**Data extract:**

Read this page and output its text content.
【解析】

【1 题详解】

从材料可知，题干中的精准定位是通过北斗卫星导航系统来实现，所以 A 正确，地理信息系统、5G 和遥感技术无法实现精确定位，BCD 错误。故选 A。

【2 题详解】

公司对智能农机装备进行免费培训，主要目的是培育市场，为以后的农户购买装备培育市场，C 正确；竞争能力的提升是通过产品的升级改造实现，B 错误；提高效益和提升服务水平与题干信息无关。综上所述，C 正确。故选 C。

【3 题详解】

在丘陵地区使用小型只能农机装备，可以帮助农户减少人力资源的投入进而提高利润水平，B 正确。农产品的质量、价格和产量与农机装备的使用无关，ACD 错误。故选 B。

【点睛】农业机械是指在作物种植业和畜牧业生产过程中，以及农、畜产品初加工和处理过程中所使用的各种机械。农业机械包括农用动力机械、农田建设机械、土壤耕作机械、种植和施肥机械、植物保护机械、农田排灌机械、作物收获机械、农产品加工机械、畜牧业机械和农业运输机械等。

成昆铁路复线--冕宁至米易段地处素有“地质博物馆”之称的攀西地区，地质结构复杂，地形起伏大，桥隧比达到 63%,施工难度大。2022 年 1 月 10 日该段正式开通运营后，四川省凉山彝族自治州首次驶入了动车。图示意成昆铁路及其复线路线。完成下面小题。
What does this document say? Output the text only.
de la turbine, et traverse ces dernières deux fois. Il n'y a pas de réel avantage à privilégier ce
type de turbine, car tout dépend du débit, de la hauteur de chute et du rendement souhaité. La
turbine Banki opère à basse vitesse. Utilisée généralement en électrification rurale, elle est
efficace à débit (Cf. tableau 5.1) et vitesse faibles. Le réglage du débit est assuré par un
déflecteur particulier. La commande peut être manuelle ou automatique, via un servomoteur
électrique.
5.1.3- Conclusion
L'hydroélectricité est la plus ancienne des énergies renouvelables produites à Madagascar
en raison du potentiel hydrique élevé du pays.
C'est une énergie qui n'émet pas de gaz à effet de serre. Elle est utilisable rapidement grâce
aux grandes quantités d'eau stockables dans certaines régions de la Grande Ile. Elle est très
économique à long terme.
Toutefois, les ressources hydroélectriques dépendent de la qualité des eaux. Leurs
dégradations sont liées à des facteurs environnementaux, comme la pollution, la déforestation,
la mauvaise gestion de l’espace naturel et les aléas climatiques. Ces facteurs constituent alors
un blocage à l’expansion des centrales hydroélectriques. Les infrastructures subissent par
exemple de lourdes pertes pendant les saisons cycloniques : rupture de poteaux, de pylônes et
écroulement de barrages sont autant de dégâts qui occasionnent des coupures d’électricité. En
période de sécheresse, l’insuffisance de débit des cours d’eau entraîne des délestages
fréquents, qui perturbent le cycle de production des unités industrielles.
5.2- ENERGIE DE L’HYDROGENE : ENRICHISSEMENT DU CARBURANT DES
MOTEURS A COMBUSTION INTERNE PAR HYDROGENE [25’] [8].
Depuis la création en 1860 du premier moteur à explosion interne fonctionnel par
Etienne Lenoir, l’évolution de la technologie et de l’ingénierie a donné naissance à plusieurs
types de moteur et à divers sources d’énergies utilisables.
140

**Stated problem:** Print every record exactly as it was given.

**Written reply:**
Read this page and output its text content.
【解析】

【1 题详解】

从材料可知，题干中的精准定位是通过北斗卫星导航系统来实现，所以 A 正确，地理信息系统、5G 和遥感技术无法实现精确定位，BCD 错误。故选 A。

【2 题详解】

公司对智能农机装备进行免费培训，主要目的是培育市场，为以后的农户购买装备培育市场，C 正确；竞争能力的提升是通过产品的升级改造实现，B 错误；提高效益和提升服务水平与题干信息无关。综上所述，C 正确。故选 C。

【3 题详解】

在丘陵地区使用小型只能农机装备，可以帮助农户减少人力资源的投入进而提高利润水平，B 正确。农产品的质量、价格和产量与农机装备的使用无关，ACD 错误。故选 B。

【点睛】农业机械是指在作物种植业和畜牧业生产过程中，以及农、畜产品初加工和处理过程中所使用的各种机械。农业机械包括农用动力机械、农田建设机械、土壤耕作机械、种植和施肥机械、植物保护机械、农田排灌机械、作物收获机械、农产品加工机械、畜牧业机械和农业运输机械等。

成昆铁路复线--冕宁至米易段地处素有“地质博物馆”之称的攀西地区，地质结构复杂，地形起伏大，桥隧比达到 63%,施工难度大。2022 年 1 月 10 日该段正式开通运营后，四川省凉山彝族自治州首次驶入了动车。图示意成昆铁路及其复线路线。完成下面小题。
What does this document say? Output the text only.
de la turbine, et traverse ces dernières deux fois. Il n'y a pas de réel avantage à privilégier ce
type de turbine, car tout dépend du débit, de la hauteur de chute et du rendement souhaité. La
turbine Banki opère à basse vitesse. Utilisée généralement en électrification rurale, elle est
efficace à débit (Cf. tableau 5.1) et vitesse faibles. Le réglage du débit est assuré par un
déflecteur particulier. La commande peut être manuelle ou automatique, via un servomoteur
électrique.
5.1.3- Conclusion
L'hydroélectricité est la plus ancienne des énergies renouvelables produites à Madagascar
en raison du potentiel hydrique élevé du pays.
C'est une énergie qui n'émet pas de gaz à effet de serre. Elle est utilisable rapidement grâce
aux grandes quantités d'eau stockables dans certaines régions de la Grande Ile. Elle est très
économique à long terme.
Toutefois, les ressources hydroélectriques dépendent de la qualité des eaux. Leurs
dégradations sont liées à des facteurs environnementaux, comme la pollution, la déforestation,
la mauvaise gestion de l’espace naturel et les aléas climatiques. Ces facteurs constituent alors
un blocage à l’expansion des centrales hydroélectriques. Les infrastructures subissent par
exemple de lourdes pertes pendant les saisons cycloniques : rupture de poteaux, de pylônes et
écroulement de barrages sont autant de dégâts qui occasionnent des coupures d’électricité. En
période de sécheresse, l’insuffisance de débit des cours d’eau entraîne des délestages
fréquents, qui perturbent le cycle de production des unités industrielles.
5.2- ENERGIE DE L’HYDROGENE : ENRICHISSEMENT DU CARBURANT DES
MOTEURS A COMBUSTION INTERNE PAR HYDROGENE [25’] [8].
Depuis la création en 1860 du premier moteur à explosion interne fonctionnel par
Etienne Lenoir, l’évolution de la technologie et de l’ingénierie a donné naissance à plusieurs
types de moteur et à divers sources d’énergies utilisables.
140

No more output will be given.